> _What you have to do_
Show all lines holding the string "smoothed".

========================================================================

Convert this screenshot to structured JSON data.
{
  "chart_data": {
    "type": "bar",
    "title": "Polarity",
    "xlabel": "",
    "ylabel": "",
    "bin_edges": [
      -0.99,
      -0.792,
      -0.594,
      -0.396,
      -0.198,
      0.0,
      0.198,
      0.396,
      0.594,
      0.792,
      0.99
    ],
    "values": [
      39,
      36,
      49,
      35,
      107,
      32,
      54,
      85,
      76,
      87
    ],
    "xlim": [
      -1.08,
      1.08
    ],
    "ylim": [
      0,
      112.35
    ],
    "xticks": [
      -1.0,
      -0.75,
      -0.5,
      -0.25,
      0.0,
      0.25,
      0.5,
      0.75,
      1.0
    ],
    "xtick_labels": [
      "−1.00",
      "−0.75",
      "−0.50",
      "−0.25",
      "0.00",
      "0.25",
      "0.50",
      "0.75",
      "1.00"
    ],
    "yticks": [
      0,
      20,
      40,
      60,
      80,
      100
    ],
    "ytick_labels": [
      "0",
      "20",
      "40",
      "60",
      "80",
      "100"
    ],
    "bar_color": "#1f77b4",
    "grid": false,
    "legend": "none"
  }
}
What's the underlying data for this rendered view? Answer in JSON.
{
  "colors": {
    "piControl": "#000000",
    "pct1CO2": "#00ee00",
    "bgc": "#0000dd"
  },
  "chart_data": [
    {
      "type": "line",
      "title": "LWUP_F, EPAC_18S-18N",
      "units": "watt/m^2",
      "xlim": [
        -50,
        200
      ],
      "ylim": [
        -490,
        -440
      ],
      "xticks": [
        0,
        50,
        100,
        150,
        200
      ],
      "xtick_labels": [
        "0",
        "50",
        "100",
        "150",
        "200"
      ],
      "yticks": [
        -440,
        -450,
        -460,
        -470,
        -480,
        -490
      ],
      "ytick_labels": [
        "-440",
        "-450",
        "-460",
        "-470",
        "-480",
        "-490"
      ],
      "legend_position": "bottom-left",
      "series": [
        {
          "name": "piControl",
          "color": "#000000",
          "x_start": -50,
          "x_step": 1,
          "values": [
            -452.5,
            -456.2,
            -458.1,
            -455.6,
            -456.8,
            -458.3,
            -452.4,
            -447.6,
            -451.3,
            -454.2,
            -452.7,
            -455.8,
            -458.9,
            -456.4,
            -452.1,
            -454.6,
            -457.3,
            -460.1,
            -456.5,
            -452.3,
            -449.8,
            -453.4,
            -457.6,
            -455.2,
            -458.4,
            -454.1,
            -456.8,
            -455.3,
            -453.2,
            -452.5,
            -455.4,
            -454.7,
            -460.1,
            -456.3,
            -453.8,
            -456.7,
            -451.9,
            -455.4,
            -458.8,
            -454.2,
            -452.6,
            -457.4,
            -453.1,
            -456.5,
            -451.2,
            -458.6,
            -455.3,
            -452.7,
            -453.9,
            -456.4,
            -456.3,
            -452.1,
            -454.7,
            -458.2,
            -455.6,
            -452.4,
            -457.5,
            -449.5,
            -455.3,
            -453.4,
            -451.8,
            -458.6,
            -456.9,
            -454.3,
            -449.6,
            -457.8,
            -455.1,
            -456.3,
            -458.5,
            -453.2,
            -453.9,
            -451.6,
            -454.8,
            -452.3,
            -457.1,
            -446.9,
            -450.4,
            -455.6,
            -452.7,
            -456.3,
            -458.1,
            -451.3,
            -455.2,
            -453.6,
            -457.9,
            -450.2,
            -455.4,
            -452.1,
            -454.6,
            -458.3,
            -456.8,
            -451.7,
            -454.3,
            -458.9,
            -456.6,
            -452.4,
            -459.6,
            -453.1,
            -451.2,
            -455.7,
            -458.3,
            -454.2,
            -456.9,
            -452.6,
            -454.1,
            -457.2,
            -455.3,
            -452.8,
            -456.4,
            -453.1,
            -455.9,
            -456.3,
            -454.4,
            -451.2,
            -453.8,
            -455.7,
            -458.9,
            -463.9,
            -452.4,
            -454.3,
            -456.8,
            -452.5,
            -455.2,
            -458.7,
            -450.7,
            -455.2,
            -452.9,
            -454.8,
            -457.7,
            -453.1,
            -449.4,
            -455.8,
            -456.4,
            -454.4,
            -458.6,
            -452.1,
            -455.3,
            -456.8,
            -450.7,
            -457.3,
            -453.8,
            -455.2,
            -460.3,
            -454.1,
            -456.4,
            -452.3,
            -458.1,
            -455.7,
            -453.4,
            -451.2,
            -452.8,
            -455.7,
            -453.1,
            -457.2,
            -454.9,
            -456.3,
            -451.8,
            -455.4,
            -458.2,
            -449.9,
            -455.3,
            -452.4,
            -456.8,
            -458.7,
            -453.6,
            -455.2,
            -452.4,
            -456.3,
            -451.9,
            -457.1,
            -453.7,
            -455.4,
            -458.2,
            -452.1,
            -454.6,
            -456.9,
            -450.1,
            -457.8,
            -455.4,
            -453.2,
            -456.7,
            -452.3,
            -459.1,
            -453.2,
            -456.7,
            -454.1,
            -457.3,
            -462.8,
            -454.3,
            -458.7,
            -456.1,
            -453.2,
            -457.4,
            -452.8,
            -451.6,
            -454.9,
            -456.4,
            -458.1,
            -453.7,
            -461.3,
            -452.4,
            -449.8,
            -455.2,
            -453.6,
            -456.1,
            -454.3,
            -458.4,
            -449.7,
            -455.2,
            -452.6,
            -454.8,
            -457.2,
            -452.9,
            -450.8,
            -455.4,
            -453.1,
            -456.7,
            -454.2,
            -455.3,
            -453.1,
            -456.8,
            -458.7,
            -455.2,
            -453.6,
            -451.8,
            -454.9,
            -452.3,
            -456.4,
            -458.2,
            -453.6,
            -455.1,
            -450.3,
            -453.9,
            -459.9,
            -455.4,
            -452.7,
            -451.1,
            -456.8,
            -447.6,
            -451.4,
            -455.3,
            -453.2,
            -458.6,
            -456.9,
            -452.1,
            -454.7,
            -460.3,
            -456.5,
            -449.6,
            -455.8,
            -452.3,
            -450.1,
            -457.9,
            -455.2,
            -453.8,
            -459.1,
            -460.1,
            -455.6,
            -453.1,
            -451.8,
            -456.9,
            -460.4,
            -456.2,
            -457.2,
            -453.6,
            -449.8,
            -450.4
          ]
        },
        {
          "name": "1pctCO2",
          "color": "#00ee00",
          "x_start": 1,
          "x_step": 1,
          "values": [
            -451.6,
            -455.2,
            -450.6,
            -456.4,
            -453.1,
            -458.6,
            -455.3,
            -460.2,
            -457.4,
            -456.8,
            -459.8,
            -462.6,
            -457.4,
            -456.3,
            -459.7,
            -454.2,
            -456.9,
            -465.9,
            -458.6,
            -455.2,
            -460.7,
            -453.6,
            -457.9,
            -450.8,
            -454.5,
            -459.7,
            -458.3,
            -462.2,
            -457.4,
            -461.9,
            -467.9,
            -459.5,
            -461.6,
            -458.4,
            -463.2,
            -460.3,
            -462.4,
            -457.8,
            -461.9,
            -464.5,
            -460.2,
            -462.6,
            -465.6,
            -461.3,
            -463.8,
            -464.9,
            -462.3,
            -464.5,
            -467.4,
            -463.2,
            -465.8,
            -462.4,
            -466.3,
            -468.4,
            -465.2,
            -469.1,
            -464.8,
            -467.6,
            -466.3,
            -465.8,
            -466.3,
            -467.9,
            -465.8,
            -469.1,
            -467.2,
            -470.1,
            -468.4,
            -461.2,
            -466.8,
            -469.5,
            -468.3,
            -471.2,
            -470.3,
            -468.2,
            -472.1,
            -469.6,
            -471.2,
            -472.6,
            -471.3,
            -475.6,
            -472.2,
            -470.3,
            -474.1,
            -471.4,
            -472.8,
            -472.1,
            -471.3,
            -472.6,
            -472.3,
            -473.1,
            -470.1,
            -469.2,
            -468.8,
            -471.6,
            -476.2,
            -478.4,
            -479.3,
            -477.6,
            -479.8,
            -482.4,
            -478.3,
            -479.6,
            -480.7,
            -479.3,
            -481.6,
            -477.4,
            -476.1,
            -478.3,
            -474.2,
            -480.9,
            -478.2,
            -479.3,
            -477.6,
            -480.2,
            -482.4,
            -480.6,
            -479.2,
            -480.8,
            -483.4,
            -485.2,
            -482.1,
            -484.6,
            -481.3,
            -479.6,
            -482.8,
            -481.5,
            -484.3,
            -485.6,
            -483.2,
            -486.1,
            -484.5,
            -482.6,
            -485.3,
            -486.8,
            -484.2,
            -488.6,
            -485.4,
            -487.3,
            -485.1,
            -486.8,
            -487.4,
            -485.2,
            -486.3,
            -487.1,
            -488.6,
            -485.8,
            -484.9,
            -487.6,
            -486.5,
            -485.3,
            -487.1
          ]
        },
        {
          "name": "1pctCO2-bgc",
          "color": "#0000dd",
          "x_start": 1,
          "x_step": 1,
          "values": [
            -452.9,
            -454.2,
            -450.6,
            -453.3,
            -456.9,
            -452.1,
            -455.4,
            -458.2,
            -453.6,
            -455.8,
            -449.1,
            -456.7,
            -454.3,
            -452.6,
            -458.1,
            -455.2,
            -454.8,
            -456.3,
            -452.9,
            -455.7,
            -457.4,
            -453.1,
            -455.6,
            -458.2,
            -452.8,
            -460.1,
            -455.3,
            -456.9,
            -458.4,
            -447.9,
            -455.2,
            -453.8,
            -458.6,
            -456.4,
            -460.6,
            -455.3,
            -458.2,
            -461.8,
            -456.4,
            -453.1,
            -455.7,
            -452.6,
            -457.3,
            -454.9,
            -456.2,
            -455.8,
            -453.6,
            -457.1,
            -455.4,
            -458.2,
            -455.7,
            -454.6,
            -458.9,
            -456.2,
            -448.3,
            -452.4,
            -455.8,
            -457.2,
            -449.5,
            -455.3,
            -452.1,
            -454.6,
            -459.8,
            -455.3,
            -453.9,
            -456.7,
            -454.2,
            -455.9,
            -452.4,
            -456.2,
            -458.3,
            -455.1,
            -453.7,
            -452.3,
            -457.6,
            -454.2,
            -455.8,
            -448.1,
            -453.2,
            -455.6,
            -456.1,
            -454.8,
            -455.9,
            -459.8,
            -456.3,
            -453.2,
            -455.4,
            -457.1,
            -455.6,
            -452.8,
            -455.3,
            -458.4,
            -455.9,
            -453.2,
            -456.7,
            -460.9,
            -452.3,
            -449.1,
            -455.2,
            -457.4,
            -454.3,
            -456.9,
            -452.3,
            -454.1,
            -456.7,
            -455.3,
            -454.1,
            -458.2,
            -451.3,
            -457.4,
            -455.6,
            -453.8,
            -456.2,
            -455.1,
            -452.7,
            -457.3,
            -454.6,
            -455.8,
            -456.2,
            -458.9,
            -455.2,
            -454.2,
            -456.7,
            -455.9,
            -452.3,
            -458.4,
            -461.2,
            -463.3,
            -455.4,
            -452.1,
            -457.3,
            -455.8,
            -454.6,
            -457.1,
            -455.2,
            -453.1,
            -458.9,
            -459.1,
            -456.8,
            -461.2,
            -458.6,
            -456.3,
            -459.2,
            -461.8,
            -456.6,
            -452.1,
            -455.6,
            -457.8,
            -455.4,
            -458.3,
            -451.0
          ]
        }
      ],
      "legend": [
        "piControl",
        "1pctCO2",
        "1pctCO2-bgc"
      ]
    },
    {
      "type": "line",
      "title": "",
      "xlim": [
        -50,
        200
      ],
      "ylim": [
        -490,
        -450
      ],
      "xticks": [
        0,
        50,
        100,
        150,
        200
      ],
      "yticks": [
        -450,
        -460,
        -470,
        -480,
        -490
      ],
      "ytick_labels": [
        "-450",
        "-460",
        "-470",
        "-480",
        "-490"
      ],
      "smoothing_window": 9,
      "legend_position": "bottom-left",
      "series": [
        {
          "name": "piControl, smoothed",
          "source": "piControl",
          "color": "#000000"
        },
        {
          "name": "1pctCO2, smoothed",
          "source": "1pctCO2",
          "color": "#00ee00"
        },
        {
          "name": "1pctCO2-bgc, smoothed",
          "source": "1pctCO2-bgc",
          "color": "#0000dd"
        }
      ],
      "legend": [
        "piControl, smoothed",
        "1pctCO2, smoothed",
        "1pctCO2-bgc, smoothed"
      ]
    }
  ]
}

========================================================================

> _Answer to the exercise_
          "name": "piControl, smoothed",
          "name": "1pctCO2, smoothed",
          "name": "1pctCO2-bgc, smoothed",
        "piControl, smoothed",
        "1pctCO2, smoothed",
        "1pctCO2-bgc, smoothed"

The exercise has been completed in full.